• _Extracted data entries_
□ □ □ □

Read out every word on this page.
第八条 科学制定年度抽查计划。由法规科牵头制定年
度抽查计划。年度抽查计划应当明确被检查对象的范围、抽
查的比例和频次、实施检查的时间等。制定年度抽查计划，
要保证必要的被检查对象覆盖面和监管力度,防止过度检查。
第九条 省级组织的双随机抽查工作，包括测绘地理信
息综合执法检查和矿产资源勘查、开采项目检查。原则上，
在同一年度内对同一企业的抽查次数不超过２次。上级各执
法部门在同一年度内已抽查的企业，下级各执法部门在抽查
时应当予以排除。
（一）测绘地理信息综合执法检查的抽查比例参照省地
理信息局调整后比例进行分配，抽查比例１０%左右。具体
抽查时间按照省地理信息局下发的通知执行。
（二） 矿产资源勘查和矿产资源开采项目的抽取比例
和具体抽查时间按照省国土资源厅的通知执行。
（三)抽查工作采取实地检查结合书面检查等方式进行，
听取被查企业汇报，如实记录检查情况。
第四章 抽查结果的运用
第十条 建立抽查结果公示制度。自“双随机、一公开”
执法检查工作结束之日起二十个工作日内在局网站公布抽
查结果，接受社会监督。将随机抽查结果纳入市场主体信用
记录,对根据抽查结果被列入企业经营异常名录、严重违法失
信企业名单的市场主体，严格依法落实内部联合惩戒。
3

□ □ □ □

• _AIM OF THE TASK_
Return every record above exactly as it appears.

• _OUTPUT OF THE EXERCISE_
Read out every word on this page.
第八条 科学制定年度抽查计划。由法规科牵头制定年
度抽查计划。年度抽查计划应当明确被检查对象的范围、抽
查的比例和频次、实施检查的时间等。制定年度抽查计划，
要保证必要的被检查对象覆盖面和监管力度,防止过度检查。
第九条 省级组织的双随机抽查工作，包括测绘地理信
息综合执法检查和矿产资源勘查、开采项目检查。原则上，
在同一年度内对同一企业的抽查次数不超过２次。上级各执
法部门在同一年度内已抽查的企业，下级各执法部门在抽查
时应当予以排除。
（一）测绘地理信息综合执法检查的抽查比例参照省地
理信息局调整后比例进行分配，抽查比例１０%左右。具体
抽查时间按照省地理信息局下发的通知执行。
（二） 矿产资源勘查和矿产资源开采项目的抽取比例
和具体抽查时间按照省国土资源厅的通知执行。
（三)抽查工作采取实地检查结合书面检查等方式进行，
听取被查企业汇报，如实记录检查情况。
第四章 抽查结果的运用
第十条 建立抽查结果公示制度。自“双随机、一公开”
执法检查工作结束之日起二十个工作日内在局网站公布抽
查结果，接受社会监督。将随机抽查结果纳入市场主体信用
记录,对根据抽查结果被列入企业经营异常名录、严重违法失
信企业名单的市场主体，严格依法落实内部联合惩戒。
3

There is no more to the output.